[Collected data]
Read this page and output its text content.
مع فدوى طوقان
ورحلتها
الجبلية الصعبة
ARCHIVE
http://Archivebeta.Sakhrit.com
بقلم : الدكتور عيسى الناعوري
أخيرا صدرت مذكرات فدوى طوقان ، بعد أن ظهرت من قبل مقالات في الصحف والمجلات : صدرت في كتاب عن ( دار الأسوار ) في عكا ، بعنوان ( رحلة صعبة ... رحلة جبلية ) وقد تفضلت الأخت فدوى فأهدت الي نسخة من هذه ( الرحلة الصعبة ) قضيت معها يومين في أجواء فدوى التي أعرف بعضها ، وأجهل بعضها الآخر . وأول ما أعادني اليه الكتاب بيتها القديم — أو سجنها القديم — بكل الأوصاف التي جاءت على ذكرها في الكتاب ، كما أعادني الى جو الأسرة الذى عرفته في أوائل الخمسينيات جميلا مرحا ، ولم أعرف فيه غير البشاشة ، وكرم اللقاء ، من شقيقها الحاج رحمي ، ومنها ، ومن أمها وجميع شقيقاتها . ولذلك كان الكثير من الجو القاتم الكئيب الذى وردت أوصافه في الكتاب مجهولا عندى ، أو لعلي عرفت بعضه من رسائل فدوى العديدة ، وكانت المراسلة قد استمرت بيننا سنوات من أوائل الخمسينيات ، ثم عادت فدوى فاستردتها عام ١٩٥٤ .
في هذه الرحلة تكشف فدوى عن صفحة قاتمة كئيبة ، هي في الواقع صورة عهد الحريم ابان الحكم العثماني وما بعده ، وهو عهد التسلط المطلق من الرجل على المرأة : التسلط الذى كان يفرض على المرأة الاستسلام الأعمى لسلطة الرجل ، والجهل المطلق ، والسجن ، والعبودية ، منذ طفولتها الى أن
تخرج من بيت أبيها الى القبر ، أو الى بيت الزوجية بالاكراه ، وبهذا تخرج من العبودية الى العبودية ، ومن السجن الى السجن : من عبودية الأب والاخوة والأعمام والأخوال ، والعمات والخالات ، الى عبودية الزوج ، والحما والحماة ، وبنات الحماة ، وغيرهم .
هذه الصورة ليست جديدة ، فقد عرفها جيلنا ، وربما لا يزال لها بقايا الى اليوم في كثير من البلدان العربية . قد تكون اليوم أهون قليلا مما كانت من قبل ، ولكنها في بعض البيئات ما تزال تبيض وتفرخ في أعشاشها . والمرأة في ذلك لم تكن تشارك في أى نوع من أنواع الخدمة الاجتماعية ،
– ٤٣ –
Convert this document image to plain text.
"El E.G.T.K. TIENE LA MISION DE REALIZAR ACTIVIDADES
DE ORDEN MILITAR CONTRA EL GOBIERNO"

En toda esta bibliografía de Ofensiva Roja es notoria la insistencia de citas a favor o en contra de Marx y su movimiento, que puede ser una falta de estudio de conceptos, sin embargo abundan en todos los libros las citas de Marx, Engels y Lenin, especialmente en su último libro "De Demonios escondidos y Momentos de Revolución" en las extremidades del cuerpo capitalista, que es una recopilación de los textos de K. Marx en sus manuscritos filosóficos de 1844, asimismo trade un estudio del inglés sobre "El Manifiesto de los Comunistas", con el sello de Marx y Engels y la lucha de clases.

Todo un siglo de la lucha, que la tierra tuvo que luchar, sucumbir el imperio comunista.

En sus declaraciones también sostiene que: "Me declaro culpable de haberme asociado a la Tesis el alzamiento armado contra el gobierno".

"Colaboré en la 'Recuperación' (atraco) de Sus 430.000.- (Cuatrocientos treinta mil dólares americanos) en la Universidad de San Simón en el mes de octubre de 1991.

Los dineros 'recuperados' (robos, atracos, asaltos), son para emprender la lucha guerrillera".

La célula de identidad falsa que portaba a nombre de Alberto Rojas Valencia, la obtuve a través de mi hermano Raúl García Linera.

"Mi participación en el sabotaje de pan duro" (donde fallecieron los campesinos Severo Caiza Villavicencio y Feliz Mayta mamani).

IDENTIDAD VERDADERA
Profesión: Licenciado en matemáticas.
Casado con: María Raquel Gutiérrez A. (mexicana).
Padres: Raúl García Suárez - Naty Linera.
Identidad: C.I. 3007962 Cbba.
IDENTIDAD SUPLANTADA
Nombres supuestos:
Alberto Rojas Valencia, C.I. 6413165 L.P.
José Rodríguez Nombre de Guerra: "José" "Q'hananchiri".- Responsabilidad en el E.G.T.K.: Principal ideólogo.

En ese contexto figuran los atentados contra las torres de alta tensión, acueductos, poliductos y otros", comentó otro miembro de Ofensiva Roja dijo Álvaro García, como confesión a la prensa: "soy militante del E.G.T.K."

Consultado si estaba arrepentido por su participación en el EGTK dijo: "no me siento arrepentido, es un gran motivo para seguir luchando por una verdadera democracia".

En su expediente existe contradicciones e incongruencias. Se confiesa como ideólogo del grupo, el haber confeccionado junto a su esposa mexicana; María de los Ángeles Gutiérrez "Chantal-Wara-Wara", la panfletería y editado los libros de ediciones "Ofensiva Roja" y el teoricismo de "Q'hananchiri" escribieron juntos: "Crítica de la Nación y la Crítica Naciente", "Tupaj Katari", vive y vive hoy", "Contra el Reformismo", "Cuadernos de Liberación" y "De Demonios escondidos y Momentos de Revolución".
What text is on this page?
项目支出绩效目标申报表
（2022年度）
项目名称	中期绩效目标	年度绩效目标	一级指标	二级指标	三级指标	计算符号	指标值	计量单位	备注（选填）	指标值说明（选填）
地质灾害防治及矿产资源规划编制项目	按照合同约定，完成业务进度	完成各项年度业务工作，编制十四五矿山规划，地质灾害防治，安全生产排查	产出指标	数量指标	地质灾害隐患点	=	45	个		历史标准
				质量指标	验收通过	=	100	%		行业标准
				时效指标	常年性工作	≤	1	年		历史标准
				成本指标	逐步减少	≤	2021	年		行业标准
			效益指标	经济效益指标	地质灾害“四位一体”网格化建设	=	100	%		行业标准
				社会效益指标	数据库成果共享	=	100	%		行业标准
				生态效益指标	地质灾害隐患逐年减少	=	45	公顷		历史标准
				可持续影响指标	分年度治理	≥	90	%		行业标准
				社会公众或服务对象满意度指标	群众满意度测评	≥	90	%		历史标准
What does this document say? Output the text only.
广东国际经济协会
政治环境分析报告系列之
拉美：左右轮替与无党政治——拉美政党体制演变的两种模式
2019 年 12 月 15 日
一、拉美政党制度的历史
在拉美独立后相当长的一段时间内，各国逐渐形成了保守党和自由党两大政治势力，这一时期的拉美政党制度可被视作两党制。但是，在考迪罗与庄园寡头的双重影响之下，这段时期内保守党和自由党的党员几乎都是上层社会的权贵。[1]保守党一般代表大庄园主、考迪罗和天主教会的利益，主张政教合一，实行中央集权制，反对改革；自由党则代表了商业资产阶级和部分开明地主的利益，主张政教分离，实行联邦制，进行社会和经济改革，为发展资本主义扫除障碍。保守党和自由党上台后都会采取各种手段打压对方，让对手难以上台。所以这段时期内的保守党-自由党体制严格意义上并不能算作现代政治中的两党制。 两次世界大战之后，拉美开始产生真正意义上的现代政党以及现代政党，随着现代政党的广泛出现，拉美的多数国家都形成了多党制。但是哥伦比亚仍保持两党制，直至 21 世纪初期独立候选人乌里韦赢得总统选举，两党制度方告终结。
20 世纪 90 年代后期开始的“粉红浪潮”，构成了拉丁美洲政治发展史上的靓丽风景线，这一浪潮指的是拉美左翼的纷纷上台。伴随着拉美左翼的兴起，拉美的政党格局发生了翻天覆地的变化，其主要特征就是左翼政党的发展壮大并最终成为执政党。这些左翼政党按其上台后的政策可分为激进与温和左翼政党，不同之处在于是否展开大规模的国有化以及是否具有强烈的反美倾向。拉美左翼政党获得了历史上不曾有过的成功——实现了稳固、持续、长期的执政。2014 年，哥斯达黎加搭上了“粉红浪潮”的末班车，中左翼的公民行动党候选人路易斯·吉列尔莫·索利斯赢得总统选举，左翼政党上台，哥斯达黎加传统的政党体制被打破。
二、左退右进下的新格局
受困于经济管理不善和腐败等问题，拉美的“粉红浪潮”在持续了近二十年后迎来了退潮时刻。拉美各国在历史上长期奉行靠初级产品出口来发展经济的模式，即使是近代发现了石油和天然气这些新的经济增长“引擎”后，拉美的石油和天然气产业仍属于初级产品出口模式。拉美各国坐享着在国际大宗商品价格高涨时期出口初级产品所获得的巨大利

### Exercise task
Starting from the line with "What text is on this page?" and ending with the final line of the data, quote every line exactly, both ends included.

### Answer in full
What text is on this page?
项目支出绩效目标申报表
（2022年度）
项目名称	中期绩效目标	年度绩效目标	一级指标	二级指标	三级指标	计算符号	指标值	计量单位	备注（选填）	指标值说明（选填）
地质灾害防治及矿产资源规划编制项目	按照合同约定，完成业务进度	完成各项年度业务工作，编制十四五矿山规划，地质灾害防治，安全生产排查	产出指标	数量指标	地质灾害隐患点	=	45	个		历史标准
				质量指标	验收通过	=	100	%		行业标准
				时效指标	常年性工作	≤	1	年		历史标准
				成本指标	逐步减少	≤	2021	年		行业标准
			效益指标	经济效益指标	地质灾害“四位一体”网格化建设	=	100	%		行业标准
				社会效益指标	数据库成果共享	=	100	%		行业标准
				生态效益指标	地质灾害隐患逐年减少	=	45	公顷		历史标准
				可持续影响指标	分年度治理	≥	90	%		行业标准
				社会公众或服务对象满意度指标	群众满意度测评	≥	90	%		历史标准
What does this document say? Output the text only.
广东国际经济协会
政治环境分析报告系列之
拉美：左右轮替与无党政治——拉美政党体制演变的两种模式
2019 年 12 月 15 日
一、拉美政党制度的历史
在拉美独立后相当长的一段时间内，各国逐渐形成了保守党和自由党两大政治势力，这一时期的拉美政党制度可被视作两党制。但是，在考迪罗与庄园寡头的双重影响之下，这段时期内保守党和自由党的党员几乎都是上层社会的权贵。[1]保守党一般代表大庄园主、考迪罗和天主教会的利益，主张政教合一，实行中央集权制，反对改革；自由党则代表了商业资产阶级和部分开明地主的利益，主张政教分离，实行联邦制，进行社会和经济改革，为发展资本主义扫除障碍。保守党和自由党上台后都会采取各种手段打压对方，让对手难以上台。所以这段时期内的保守党-自由党体制严格意义上并不能算作现代政治中的两党制。 两次世界大战之后，拉美开始产生真正意义上的现代政党以及现代政党，随着现代政党的广泛出现，拉美的多数国家都形成了多党制。但是哥伦比亚仍保持两党制，直至 21 世纪初期独立候选人乌里韦赢得总统选举，两党制度方告终结。
20 世纪 90 年代后期开始的“粉红浪潮”，构成了拉丁美洲政治发展史上的靓丽风景线，这一浪潮指的是拉美左翼的纷纷上台。伴随着拉美左翼的兴起，拉美的政党格局发生了翻天覆地的变化，其主要特征就是左翼政党的发展壮大并最终成为执政党。这些左翼政党按其上台后的政策可分为激进与温和左翼政党，不同之处在于是否展开大规模的国有化以及是否具有强烈的反美倾向。拉美左翼政党获得了历史上不曾有过的成功——实现了稳固、持续、长期的执政。2014 年，哥斯达黎加搭上了“粉红浪潮”的末班车，中左翼的公民行动党候选人路易斯·吉列尔莫·索利斯赢得总统选举，左翼政党上台，哥斯达黎加传统的政党体制被打破。
二、左退右进下的新格局
受困于经济管理不善和腐败等问题，拉美的“粉红浪潮”在持续了近二十年后迎来了退潮时刻。拉美各国在历史上长期奉行靠初级产品出口来发展经济的模式，即使是近代发现了石油和天然气这些新的经济增长“引擎”后，拉美的石油和天然气产业仍属于初级产品出口模式。拉美各国坐享着在国际大宗商品价格高涨时期出口初级产品所获得的巨大利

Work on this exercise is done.